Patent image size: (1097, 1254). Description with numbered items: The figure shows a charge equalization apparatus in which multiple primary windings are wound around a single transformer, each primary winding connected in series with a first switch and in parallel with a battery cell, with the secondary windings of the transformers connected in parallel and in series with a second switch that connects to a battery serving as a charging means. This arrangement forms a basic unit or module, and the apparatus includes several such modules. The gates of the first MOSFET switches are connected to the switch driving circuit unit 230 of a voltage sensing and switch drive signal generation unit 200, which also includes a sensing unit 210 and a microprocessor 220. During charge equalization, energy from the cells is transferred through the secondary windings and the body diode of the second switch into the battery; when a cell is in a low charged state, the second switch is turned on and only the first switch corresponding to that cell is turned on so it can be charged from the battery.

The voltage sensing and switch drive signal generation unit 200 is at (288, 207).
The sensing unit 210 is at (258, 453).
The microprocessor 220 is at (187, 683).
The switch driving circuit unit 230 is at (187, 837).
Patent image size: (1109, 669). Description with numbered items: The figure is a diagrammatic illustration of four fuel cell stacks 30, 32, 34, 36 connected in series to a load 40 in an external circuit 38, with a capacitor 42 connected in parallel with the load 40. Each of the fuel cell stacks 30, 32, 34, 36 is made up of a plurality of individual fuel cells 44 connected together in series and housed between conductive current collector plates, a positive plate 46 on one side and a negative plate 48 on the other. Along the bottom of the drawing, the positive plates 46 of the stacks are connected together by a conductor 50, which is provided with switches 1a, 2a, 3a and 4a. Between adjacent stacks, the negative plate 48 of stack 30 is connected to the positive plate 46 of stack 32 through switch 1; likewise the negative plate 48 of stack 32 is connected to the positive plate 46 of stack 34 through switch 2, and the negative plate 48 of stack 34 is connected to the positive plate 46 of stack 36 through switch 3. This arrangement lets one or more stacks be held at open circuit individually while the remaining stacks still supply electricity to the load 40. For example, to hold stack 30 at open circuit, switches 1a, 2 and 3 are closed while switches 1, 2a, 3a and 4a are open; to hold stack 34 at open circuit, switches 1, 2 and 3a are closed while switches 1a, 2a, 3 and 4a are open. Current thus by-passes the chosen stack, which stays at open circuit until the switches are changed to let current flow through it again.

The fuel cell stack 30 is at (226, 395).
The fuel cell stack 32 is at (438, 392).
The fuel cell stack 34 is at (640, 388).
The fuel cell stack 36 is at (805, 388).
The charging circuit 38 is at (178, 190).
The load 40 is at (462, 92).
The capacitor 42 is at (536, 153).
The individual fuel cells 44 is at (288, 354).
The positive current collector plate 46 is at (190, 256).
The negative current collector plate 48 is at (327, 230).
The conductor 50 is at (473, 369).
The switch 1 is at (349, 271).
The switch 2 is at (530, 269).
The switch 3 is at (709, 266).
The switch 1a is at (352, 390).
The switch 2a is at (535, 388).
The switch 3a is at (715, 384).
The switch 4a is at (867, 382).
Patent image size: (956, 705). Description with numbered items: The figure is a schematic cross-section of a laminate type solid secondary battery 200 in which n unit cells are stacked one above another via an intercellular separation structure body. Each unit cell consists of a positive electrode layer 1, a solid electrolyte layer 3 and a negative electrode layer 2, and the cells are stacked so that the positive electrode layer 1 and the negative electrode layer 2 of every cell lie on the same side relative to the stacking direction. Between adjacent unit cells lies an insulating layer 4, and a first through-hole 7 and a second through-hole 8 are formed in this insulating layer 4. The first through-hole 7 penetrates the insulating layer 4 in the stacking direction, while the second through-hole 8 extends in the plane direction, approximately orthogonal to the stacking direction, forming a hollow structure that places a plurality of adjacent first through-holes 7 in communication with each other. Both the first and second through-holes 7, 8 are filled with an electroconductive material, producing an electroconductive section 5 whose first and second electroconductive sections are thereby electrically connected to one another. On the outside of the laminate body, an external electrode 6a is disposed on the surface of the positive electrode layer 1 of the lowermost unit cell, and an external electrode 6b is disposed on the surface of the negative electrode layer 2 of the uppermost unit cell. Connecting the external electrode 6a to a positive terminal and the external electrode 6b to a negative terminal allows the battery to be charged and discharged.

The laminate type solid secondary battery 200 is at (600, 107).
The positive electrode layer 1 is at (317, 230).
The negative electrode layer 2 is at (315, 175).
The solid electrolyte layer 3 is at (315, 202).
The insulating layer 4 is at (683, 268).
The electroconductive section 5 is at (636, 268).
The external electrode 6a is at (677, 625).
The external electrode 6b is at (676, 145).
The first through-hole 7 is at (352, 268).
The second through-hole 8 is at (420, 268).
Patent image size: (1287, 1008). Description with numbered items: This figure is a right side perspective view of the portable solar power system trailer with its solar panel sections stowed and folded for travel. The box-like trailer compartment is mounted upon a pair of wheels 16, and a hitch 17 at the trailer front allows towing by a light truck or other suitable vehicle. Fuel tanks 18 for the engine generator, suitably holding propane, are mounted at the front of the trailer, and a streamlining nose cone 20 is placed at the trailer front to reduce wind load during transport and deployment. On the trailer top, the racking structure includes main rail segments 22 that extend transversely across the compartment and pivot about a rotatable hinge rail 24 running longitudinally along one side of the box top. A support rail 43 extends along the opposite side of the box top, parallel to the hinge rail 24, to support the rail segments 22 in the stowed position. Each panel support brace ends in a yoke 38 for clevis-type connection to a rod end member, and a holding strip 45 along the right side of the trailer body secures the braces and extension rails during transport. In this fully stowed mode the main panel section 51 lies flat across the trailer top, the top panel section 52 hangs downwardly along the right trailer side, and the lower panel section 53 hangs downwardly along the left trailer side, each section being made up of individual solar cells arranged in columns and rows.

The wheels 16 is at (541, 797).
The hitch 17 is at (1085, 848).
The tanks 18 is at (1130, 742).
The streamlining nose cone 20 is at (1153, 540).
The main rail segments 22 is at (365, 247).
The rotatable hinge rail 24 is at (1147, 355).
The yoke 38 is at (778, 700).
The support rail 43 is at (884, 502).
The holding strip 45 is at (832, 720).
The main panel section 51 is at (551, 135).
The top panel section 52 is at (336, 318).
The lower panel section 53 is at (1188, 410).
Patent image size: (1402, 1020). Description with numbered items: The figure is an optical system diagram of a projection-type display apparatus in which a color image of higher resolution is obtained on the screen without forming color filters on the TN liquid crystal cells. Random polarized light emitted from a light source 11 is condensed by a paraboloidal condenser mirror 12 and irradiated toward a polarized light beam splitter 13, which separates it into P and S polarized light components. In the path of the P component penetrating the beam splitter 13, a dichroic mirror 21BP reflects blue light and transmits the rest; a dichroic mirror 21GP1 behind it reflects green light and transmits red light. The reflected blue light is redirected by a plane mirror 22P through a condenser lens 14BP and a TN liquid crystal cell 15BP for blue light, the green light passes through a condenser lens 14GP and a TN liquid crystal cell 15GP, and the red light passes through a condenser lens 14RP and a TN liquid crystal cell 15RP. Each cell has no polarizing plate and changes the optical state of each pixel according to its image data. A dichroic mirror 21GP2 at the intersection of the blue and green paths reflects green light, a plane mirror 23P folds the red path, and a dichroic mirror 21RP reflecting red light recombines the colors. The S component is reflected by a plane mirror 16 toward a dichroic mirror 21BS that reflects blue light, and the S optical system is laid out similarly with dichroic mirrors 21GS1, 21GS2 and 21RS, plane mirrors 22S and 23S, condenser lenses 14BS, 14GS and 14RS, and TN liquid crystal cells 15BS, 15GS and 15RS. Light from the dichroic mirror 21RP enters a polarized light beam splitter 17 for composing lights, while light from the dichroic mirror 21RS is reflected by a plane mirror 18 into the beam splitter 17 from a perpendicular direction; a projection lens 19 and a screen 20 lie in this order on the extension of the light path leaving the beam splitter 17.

= WHAT THE EXERCISE ASKS =
Take the material above and print all of it exactly.

= RESULT OF THIS TASK =
Patent image size: (1097, 1254). Description with numbered items: The figure shows a charge equalization apparatus in which multiple primary windings are wound around a single transformer, each primary winding connected in series with a first switch and in parallel with a battery cell, with the secondary windings of the transformers connected in parallel and in series with a second switch that connects to a battery serving as a charging means. This arrangement forms a basic unit or module, and the apparatus includes several such modules. The gates of the first MOSFET switches are connected to the switch driving circuit unit 230 of a voltage sensing and switch drive signal generation unit 200, which also includes a sensing unit 210 and a microprocessor 220. During charge equalization, energy from the cells is transferred through the secondary windings and the body diode of the second switch into the battery; when a cell is in a low charged state, the second switch is turned on and only the first switch corresponding to that cell is turned on so it can be charged from the battery.

The voltage sensing and switch drive signal generation unit 200 is at (288, 207).
The sensing unit 210 is at (258, 453).
The microprocessor 220 is at (187, 683).
The switch driving circuit unit 230 is at (187, 837).
Patent image size: (1109, 669). Description with numbered items: The figure is a diagrammatic illustration of four fuel cell stacks 30, 32, 34, 36 connected in series to a load 40 in an external circuit 38, with a capacitor 42 connected in parallel with the load 40. Each of the fuel cell stacks 30, 32, 34, 36 is made up of a plurality of individual fuel cells 44 connected together in series and housed between conductive current collector plates, a positive plate 46 on one side and a negative plate 48 on the other. Along the bottom of the drawing, the positive plates 46 of the stacks are connected together by a conductor 50, which is provided with switches 1a, 2a, 3a and 4a. Between adjacent stacks, the negative plate 48 of stack 30 is connected to the positive plate 46 of stack 32 through switch 1; likewise the negative plate 48 of stack 32 is connected to the positive plate 46 of stack 34 through switch 2, and the negative plate 48 of stack 34 is connected to the positive plate 46 of stack 36 through switch 3. This arrangement lets one or more stacks be held at open circuit individually while the remaining stacks still supply electricity to the load 40. For example, to hold stack 30 at open circuit, switches 1a, 2 and 3 are closed while switches 1, 2a, 3a and 4a are open; to hold stack 34 at open circuit, switches 1, 2 and 3a are closed while switches 1a, 2a, 3 and 4a are open. Current thus by-passes the chosen stack, which stays at open circuit until the switches are changed to let current flow through it again.

The fuel cell stack 30 is at (226, 395).
The fuel cell stack 32 is at (438, 392).
The fuel cell stack 34 is at (640, 388).
The fuel cell stack 36 is at (805, 388).
The charging circuit 38 is at (178, 190).
The load 40 is at (462, 92).
The capacitor 42 is at (536, 153).
The individual fuel cells 44 is at (288, 354).
The positive current collector plate 46 is at (190, 256).
The negative current collector plate 48 is at (327, 230).
The conductor 50 is at (473, 369).
The switch 1 is at (349, 271).
The switch 2 is at (530, 269).
The switch 3 is at (709, 266).
The switch 1a is at (352, 390).
The switch 2a is at (535, 388).
The switch 3a is at (715, 384).
The switch 4a is at (867, 382).
Patent image size: (956, 705). Description with numbered items: The figure is a schematic cross-section of a laminate type solid secondary battery 200 in which n unit cells are stacked one above another via an intercellular separation structure body. Each unit cell consists of a positive electrode layer 1, a solid electrolyte layer 3 and a negative electrode layer 2, and the cells are stacked so that the positive electrode layer 1 and the negative electrode layer 2 of every cell lie on the same side relative to the stacking direction. Between adjacent unit cells lies an insulating layer 4, and a first through-hole 7 and a second through-hole 8 are formed in this insulating layer 4. The first through-hole 7 penetrates the insulating layer 4 in the stacking direction, while the second through-hole 8 extends in the plane direction, approximately orthogonal to the stacking direction, forming a hollow structure that places a plurality of adjacent first through-holes 7 in communication with each other. Both the first and second through-holes 7, 8 are filled with an electroconductive material, producing an electroconductive section 5 whose first and second electroconductive sections are thereby electrically connected to one another. On the outside of the laminate body, an external electrode 6a is disposed on the surface of the positive electrode layer 1 of the lowermost unit cell, and an external electrode 6b is disposed on the surface of the negative electrode layer 2 of the uppermost unit cell. Connecting the external electrode 6a to a positive terminal and the external electrode 6b to a negative terminal allows the battery to be charged and discharged.

The laminate type solid secondary battery 200 is at (600, 107).
The positive electrode layer 1 is at (317, 230).
The negative electrode layer 2 is at (315, 175).
The solid electrolyte layer 3 is at (315, 202).
The insulating layer 4 is at (683, 268).
The electroconductive section 5 is at (636, 268).
The external electrode 6a is at (677, 625).
The external electrode 6b is at (676, 145).
The first through-hole 7 is at (352, 268).
The second through-hole 8 is at (420, 268).
Patent image size: (1287, 1008). Description with numbered items: This figure is a right side perspective view of the portable solar power system trailer with its solar panel sections stowed and folded for travel. The box-like trailer compartment is mounted upon a pair of wheels 16, and a hitch 17 at the trailer front allows towing by a light truck or other suitable vehicle. Fuel tanks 18 for the engine generator, suitably holding propane, are mounted at the front of the trailer, and a streamlining nose cone 20 is placed at the trailer front to reduce wind load during transport and deployment. On the trailer top, the racking structure includes main rail segments 22 that extend transversely across the compartment and pivot about a rotatable hinge rail 24 running longitudinally along one side of the box top. A support rail 43 extends along the opposite side of the box top, parallel to the hinge rail 24, to support the rail segments 22 in the stowed position. Each panel support brace ends in a yoke 38 for clevis-type connection to a rod end member, and a holding strip 45 along the right side of the trailer body secures the braces and extension rails during transport. In this fully stowed mode the main panel section 51 lies flat across the trailer top, the top panel section 52 hangs downwardly along the right trailer side, and the lower panel section 53 hangs downwardly along the left trailer side, each section being made up of individual solar cells arranged in columns and rows.

The wheels 16 is at (541, 797).
The hitch 17 is at (1085, 848).
The tanks 18 is at (1130, 742).
The streamlining nose cone 20 is at (1153, 540).
The main rail segments 22 is at (365, 247).
The rotatable hinge rail 24 is at (1147, 355).
The yoke 38 is at (778, 700).
The support rail 43 is at (884, 502).
The holding strip 45 is at (832, 720).
The main panel section 51 is at (551, 135).
The top panel section 52 is at (336, 318).
The lower panel section 53 is at (1188, 410).
Patent image size: (1402, 1020). Description with numbered items: The figure is an optical system diagram of a projection-type display apparatus in which a color image of higher resolution is obtained on the screen without forming color filters on the TN liquid crystal cells. Random polarized light emitted from a light source 11 is condensed by a paraboloidal condenser mirror 12 and irradiated toward a polarized light beam splitter 13, which separates it into P and S polarized light components. In the path of the P component penetrating the beam splitter 13, a dichroic mirror 21BP reflects blue light and transmits the rest; a dichroic mirror 21GP1 behind it reflects green light and transmits red light. The reflected blue light is redirected by a plane mirror 22P through a condenser lens 14BP and a TN liquid crystal cell 15BP for blue light, the green light passes through a condenser lens 14GP and a TN liquid crystal cell 15GP, and the red light passes through a condenser lens 14RP and a TN liquid crystal cell 15RP. Each cell has no polarizing plate and changes the optical state of each pixel according to its image data. A dichroic mirror 21GP2 at the intersection of the blue and green paths reflects green light, a plane mirror 23P folds the red path, and a dichroic mirror 21RP reflecting red light recombines the colors. The S component is reflected by a plane mirror 16 toward a dichroic mirror 21BS that reflects blue light, and the S optical system is laid out similarly with dichroic mirrors 21GS1, 21GS2 and 21RS, plane mirrors 22S and 23S, condenser lenses 14BS, 14GS and 14RS, and TN liquid crystal cells 15BS, 15GS and 15RS. Light from the dichroic mirror 21RP enters a polarized light beam splitter 17 for composing lights, while light from the dichroic mirror 21RS is reflected by a plane mirror 18 into the beam splitter 17 from a perpendicular direction; a projection lens 19 and a screen 20 lie in this order on the extension of the light path leaving the beam splitter 17.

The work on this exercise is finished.